Items from a figure collection:
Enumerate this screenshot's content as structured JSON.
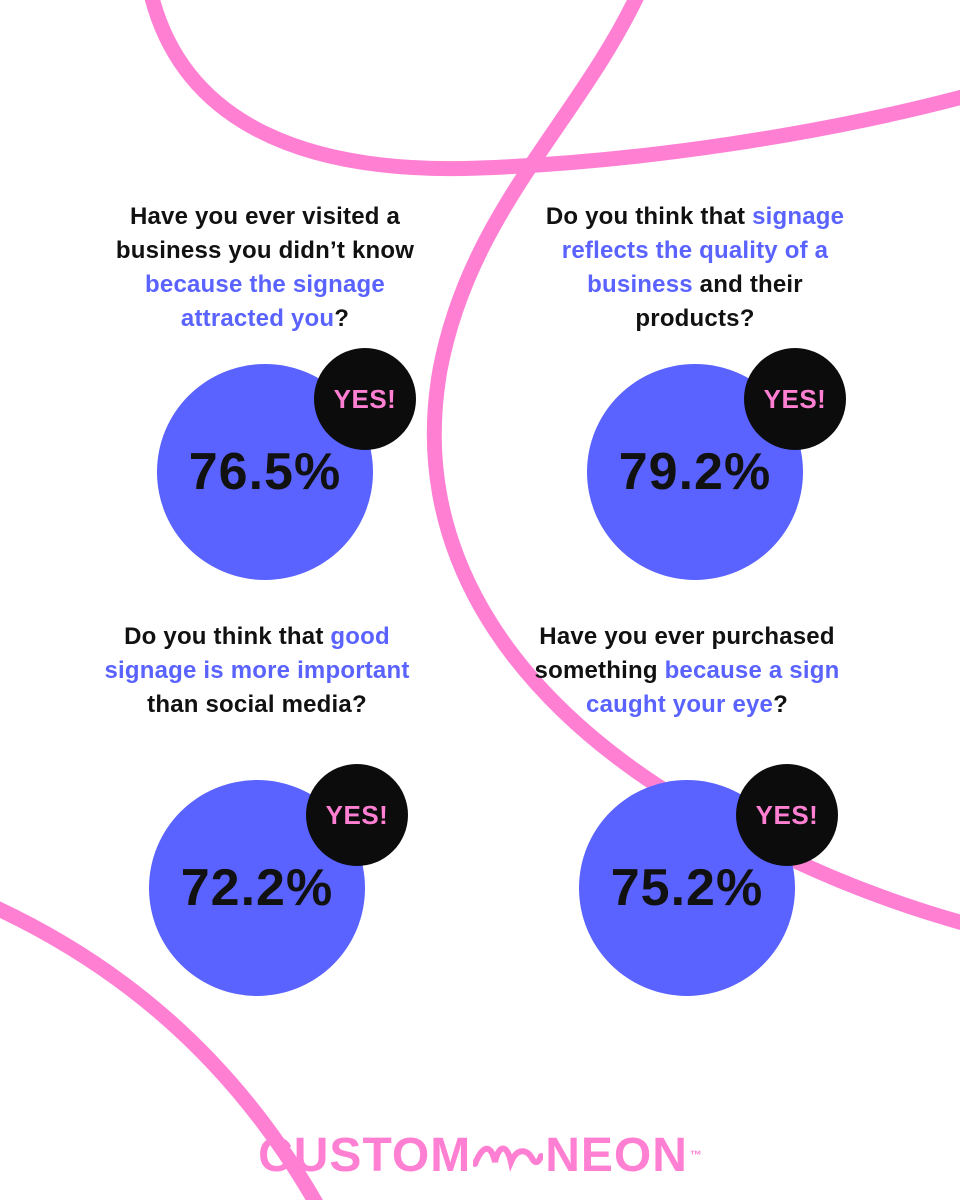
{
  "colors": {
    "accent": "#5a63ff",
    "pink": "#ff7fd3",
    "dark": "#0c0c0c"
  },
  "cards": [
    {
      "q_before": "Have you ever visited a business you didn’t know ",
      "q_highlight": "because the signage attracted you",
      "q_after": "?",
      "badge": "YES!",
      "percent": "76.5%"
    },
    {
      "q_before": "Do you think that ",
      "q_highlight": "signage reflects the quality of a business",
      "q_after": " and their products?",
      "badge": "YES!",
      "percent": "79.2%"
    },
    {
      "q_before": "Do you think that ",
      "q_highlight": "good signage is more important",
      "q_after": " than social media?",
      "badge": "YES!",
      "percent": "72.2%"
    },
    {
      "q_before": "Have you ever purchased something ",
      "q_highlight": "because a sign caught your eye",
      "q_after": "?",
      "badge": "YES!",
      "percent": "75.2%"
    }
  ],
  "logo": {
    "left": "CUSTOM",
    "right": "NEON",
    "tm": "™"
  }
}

Given problem - Search the lines above for the string "Have" and copy each line that has it.

Correct response -
      "q_before": "Have you ever visited a business you didn’t know ",
      "q_before": "Have you ever purchased something ",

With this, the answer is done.